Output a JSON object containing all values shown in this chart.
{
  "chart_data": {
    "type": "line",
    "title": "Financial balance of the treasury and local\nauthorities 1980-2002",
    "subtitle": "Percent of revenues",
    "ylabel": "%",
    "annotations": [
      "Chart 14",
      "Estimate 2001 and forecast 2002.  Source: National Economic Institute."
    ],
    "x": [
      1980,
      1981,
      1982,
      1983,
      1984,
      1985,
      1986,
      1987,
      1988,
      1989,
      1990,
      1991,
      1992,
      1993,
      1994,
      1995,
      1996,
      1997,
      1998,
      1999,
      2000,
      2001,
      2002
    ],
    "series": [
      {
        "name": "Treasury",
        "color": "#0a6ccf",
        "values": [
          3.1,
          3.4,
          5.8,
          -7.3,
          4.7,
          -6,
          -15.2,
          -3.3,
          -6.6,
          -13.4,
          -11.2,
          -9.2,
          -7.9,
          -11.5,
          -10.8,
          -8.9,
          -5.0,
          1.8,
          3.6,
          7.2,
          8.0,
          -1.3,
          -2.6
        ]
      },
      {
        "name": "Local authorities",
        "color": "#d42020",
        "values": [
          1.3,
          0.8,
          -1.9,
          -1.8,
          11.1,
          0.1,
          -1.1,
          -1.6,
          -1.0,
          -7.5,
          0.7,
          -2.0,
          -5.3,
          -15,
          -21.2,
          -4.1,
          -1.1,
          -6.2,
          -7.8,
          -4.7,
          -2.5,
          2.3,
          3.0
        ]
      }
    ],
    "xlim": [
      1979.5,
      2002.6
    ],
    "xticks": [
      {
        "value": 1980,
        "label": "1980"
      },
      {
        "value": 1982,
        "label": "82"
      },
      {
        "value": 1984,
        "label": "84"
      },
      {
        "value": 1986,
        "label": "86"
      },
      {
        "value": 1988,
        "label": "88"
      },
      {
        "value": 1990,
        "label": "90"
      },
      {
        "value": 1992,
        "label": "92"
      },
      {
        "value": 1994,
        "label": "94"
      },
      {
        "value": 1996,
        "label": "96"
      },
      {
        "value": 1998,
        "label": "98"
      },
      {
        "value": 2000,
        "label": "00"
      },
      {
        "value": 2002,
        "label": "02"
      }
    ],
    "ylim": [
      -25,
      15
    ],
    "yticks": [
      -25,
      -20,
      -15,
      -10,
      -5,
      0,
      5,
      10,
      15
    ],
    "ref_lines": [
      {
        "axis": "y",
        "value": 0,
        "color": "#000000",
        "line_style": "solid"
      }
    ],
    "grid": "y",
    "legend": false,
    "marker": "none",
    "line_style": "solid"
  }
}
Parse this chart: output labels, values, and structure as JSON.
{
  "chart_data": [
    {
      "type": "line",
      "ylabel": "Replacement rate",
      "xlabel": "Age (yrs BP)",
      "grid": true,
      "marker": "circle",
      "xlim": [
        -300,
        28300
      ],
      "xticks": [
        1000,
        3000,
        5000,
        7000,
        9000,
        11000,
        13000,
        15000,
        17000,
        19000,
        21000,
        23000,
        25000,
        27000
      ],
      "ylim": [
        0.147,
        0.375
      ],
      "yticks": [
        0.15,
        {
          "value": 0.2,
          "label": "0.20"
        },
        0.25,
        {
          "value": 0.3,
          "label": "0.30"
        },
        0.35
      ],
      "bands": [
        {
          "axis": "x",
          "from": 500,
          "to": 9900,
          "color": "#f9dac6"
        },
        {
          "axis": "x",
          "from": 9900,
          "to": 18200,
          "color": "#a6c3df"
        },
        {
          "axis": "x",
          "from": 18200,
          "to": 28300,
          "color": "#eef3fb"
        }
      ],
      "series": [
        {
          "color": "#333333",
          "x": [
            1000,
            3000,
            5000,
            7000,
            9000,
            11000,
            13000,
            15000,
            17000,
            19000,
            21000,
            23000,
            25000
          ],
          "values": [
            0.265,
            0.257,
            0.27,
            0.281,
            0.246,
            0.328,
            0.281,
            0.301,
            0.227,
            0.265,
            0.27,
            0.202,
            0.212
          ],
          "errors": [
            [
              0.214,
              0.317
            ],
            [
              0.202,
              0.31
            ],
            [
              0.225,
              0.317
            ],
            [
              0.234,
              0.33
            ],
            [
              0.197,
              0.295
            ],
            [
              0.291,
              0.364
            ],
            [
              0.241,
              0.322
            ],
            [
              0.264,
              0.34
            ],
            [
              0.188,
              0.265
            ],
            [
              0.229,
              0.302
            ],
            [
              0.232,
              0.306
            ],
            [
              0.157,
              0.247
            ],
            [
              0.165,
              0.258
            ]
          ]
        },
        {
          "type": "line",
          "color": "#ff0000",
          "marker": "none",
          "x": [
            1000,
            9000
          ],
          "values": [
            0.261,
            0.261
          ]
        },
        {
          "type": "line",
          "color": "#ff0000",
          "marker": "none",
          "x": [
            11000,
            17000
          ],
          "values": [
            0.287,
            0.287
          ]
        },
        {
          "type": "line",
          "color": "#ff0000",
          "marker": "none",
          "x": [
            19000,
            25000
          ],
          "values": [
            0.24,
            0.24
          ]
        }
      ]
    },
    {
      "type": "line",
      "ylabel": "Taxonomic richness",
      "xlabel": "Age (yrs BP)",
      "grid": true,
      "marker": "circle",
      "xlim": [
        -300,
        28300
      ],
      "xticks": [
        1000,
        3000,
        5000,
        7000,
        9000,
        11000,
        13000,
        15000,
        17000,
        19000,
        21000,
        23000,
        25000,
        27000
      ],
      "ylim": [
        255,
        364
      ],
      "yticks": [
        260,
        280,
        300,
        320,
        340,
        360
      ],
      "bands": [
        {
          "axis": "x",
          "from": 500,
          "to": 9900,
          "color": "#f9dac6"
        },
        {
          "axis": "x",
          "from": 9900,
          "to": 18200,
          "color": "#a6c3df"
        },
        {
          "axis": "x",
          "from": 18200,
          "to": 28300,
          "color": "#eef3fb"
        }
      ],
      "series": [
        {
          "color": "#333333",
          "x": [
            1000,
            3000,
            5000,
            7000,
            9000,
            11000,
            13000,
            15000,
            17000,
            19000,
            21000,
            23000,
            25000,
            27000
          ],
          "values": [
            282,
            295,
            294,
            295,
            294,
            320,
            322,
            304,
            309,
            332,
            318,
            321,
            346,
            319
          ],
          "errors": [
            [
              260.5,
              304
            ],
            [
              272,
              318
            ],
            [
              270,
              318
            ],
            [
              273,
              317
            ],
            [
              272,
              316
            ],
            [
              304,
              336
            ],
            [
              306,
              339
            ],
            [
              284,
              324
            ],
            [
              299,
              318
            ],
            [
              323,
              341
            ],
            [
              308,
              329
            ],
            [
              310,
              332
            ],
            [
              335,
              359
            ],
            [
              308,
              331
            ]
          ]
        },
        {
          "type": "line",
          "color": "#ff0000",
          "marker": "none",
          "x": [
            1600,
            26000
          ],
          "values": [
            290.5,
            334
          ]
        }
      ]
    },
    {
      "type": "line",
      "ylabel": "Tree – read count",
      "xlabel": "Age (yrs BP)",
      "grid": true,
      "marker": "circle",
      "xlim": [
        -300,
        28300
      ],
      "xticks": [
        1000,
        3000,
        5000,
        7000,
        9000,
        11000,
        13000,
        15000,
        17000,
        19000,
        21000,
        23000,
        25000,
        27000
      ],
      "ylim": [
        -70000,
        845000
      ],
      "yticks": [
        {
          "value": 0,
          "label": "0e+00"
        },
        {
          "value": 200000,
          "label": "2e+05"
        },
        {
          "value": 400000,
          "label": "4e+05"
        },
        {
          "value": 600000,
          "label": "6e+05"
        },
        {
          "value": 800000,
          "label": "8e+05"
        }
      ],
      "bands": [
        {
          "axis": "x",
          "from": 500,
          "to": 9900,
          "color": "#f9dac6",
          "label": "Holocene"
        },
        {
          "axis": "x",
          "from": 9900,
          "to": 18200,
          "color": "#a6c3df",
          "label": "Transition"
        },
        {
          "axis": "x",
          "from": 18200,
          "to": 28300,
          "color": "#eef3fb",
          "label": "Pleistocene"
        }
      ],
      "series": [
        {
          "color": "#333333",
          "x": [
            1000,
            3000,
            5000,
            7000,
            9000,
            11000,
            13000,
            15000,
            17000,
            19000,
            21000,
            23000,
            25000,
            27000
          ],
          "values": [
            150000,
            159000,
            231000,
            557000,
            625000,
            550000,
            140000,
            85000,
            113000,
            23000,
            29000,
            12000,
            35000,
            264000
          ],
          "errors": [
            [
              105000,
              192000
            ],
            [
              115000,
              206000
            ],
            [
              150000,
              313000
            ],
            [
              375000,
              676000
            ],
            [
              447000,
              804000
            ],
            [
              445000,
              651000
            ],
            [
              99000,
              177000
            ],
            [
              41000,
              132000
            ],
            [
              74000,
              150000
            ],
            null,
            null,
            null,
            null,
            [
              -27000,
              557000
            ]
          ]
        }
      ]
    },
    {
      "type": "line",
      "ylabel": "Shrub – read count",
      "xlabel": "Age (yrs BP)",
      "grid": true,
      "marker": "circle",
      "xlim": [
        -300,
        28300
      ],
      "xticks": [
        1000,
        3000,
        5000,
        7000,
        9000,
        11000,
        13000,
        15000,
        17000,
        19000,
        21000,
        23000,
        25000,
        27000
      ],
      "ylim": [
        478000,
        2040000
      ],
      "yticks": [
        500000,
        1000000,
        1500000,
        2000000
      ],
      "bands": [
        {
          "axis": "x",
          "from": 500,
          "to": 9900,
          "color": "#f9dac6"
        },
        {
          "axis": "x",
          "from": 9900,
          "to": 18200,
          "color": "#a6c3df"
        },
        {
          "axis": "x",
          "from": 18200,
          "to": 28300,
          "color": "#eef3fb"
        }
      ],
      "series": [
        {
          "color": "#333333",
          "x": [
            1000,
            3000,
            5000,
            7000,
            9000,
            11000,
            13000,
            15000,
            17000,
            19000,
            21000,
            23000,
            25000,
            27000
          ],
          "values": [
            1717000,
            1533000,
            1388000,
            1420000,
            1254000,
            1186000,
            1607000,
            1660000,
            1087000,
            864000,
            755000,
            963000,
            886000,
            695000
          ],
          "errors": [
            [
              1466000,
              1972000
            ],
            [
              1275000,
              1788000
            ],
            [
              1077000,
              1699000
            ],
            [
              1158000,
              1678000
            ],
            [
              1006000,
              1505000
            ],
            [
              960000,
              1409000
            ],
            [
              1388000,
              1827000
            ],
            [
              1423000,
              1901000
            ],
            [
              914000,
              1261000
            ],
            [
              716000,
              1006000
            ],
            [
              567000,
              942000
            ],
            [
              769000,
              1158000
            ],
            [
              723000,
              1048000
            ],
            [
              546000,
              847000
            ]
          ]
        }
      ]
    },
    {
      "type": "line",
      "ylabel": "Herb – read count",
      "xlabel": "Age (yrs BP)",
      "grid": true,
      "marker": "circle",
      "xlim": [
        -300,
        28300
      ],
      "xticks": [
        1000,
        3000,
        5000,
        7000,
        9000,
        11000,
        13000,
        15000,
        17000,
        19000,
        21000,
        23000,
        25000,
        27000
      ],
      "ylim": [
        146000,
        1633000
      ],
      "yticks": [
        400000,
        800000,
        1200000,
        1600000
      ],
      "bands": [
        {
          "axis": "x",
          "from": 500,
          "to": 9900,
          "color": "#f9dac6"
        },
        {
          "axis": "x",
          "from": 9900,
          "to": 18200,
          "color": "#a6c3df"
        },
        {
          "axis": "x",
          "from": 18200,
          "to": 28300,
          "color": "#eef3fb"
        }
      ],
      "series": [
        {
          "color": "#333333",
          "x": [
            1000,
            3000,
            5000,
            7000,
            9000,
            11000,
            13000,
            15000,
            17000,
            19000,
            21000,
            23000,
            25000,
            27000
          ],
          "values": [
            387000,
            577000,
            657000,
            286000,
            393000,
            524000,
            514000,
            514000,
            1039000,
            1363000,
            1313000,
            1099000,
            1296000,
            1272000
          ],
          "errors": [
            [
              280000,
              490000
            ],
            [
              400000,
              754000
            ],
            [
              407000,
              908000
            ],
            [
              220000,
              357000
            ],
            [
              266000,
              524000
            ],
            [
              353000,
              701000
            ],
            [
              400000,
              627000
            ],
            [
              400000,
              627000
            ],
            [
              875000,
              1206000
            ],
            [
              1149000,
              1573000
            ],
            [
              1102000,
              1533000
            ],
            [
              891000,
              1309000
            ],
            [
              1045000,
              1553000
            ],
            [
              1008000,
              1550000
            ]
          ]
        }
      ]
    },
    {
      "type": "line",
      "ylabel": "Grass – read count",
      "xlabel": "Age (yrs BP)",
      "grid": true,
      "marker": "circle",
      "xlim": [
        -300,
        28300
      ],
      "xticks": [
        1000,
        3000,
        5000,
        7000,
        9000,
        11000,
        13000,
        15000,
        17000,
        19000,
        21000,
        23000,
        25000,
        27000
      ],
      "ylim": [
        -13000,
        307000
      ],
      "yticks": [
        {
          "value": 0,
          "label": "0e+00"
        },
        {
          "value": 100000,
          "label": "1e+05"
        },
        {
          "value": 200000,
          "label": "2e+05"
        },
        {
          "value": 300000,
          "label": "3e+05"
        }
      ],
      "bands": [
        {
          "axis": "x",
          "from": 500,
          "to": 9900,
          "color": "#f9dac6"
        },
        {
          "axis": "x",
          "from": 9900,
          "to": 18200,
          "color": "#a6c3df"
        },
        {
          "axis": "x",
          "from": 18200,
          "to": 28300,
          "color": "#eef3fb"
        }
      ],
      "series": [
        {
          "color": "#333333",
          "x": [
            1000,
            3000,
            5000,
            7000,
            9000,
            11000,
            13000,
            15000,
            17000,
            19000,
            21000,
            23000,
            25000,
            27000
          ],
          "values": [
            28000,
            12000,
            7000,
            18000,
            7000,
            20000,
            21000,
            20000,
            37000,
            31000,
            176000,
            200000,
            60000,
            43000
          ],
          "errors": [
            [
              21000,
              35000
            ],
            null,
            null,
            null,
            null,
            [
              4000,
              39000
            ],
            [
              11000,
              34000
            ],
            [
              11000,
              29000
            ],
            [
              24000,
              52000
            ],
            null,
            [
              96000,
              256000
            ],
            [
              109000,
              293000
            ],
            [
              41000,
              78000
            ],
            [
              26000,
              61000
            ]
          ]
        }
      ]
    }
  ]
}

******************************

Report all lines of the data above that include the string "ylabel".

* _Solution to this task_
    "ylabel": "%",
      "ylabel": "Replacement rate",
      "ylabel": "Taxonomic richness",
      "ylabel": "Tree – read count",
      "ylabel": "Shrub – read count",
      "ylabel": "Herb – read count",
      "ylabel": "Grass – read count",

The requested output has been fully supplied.